**Input records**

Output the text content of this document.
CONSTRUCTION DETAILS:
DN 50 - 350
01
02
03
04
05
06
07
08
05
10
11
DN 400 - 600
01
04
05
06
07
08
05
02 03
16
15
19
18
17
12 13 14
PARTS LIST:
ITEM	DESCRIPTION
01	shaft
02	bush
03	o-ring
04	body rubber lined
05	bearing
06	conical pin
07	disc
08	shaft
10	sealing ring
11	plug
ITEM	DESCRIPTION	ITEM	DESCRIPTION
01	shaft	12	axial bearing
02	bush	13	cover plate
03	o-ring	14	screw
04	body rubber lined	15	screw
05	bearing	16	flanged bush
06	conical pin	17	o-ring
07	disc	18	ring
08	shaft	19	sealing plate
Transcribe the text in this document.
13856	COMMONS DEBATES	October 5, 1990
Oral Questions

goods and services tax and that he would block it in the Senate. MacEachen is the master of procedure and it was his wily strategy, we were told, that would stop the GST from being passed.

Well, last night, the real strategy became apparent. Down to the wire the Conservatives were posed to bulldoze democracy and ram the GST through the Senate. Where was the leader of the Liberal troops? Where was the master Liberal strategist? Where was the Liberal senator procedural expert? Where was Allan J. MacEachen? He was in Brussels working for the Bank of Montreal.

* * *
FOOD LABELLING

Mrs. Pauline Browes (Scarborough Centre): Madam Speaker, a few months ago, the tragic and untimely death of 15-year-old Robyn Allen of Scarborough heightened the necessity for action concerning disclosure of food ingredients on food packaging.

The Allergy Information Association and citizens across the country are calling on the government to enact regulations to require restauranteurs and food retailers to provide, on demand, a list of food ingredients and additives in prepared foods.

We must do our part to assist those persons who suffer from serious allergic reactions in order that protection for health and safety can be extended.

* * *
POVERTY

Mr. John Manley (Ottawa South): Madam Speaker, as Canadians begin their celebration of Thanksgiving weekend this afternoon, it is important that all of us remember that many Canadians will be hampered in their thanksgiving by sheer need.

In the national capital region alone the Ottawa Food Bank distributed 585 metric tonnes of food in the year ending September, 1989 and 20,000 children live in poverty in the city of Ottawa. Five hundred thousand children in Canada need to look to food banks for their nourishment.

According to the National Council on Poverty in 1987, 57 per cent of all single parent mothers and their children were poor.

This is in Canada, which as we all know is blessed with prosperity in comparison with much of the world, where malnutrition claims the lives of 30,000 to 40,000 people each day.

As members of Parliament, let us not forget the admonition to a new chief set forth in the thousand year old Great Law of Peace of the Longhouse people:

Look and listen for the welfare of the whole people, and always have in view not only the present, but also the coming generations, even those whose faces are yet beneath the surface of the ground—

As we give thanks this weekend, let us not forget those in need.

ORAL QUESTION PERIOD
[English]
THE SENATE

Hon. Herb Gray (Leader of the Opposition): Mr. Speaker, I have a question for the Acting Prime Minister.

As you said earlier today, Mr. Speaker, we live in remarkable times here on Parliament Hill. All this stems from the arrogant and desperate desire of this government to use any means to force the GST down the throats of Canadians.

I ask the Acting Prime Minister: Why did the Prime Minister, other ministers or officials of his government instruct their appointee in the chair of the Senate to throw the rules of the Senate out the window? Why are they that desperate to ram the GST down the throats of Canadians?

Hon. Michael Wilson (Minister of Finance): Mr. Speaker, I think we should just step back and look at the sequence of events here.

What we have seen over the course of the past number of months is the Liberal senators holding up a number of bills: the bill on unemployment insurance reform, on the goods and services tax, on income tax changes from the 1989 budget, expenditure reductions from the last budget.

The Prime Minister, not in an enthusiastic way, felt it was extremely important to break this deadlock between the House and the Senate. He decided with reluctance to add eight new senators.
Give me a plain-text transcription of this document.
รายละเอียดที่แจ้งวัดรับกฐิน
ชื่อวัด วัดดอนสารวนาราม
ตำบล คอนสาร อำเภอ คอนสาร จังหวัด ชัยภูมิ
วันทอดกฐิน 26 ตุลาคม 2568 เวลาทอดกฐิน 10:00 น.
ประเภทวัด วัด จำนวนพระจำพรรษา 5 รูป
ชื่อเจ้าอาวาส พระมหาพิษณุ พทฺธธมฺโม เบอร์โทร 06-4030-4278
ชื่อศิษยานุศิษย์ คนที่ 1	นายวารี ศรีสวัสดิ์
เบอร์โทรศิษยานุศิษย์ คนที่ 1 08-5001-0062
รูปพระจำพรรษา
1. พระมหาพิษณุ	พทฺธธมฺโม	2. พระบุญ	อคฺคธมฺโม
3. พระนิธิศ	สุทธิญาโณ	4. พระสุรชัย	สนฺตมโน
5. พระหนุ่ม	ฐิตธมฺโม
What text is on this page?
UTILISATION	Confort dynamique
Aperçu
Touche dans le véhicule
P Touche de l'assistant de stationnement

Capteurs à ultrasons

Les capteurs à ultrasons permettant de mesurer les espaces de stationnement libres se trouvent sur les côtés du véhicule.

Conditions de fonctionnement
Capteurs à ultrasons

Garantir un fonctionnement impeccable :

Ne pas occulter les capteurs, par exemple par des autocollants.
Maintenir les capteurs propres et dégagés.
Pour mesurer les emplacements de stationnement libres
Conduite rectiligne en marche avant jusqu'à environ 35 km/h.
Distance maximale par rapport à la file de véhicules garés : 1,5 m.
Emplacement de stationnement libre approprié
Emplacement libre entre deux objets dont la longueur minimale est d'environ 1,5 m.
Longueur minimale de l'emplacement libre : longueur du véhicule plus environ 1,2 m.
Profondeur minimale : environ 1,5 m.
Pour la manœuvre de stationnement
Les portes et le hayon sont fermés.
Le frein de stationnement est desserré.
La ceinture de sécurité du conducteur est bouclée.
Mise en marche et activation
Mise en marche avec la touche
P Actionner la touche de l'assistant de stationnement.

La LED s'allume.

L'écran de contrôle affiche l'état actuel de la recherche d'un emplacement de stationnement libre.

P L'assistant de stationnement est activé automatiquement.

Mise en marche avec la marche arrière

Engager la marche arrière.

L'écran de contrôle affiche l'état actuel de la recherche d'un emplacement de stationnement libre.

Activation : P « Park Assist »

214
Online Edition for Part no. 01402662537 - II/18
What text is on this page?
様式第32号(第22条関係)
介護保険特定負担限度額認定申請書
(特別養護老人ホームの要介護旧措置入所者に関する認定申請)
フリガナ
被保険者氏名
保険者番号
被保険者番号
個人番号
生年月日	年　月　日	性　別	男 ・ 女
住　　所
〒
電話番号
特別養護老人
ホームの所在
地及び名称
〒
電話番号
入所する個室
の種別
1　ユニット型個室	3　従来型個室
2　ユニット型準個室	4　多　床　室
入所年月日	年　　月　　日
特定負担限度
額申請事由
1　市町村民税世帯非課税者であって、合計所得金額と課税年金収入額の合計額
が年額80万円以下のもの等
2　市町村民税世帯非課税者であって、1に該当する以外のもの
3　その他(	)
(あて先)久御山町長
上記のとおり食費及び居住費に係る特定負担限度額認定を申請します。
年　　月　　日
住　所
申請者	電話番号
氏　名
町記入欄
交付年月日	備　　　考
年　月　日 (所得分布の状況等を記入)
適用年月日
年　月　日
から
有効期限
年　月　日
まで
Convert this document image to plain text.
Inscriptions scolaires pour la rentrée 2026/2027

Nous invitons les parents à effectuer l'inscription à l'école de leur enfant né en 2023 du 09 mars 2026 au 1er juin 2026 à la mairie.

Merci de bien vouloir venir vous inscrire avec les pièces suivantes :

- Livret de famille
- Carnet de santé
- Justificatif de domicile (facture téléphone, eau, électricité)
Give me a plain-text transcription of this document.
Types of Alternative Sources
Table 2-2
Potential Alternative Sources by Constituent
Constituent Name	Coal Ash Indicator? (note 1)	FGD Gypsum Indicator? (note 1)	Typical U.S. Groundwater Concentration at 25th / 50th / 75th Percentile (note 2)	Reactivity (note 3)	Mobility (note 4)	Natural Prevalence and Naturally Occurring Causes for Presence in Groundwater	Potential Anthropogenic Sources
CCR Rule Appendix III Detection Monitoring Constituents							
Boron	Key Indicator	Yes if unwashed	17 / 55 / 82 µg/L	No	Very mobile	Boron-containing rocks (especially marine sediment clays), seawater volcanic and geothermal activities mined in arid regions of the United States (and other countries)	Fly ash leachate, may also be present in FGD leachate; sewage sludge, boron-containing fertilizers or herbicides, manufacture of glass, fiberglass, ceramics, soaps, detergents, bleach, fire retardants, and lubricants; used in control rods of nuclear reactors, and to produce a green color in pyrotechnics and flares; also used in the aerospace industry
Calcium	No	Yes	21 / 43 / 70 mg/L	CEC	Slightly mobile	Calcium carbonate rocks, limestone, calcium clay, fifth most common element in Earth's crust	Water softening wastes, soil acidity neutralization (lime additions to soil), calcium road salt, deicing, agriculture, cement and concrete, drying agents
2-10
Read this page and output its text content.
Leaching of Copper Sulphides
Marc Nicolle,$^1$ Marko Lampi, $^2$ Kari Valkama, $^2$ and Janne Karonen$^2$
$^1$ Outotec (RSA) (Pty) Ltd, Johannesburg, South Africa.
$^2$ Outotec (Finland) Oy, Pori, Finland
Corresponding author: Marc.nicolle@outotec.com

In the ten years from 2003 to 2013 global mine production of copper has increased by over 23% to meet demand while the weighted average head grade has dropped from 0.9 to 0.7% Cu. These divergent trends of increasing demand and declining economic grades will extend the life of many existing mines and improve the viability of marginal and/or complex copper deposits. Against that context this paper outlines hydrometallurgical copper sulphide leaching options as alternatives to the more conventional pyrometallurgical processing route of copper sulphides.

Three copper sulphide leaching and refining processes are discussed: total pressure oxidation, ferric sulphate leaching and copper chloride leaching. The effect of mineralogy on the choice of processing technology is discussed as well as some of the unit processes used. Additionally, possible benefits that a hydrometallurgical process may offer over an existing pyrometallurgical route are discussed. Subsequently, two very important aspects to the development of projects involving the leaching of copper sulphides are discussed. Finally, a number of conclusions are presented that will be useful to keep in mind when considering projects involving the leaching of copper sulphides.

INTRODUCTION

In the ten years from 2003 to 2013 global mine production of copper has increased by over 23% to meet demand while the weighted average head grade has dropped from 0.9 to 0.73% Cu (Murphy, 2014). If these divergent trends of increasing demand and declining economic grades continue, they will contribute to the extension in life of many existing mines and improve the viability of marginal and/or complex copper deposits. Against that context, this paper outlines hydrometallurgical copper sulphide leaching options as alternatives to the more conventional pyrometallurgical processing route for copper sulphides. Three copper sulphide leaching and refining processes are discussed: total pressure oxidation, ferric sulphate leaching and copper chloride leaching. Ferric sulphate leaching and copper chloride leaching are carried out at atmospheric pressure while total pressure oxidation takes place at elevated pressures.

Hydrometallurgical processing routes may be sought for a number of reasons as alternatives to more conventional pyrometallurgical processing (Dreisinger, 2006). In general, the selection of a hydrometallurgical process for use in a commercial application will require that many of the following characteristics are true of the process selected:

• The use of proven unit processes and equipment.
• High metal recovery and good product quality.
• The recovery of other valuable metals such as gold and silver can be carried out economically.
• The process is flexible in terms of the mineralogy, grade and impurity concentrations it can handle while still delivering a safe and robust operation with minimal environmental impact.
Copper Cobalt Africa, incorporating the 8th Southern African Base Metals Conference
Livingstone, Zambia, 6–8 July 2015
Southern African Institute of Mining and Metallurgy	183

**Required work**
In the entries above, identify every line with the string "shaft".

**Answer below**
01	shaft
08	shaft
01	shaft	12	axial bearing
08	shaft	19	sealing plate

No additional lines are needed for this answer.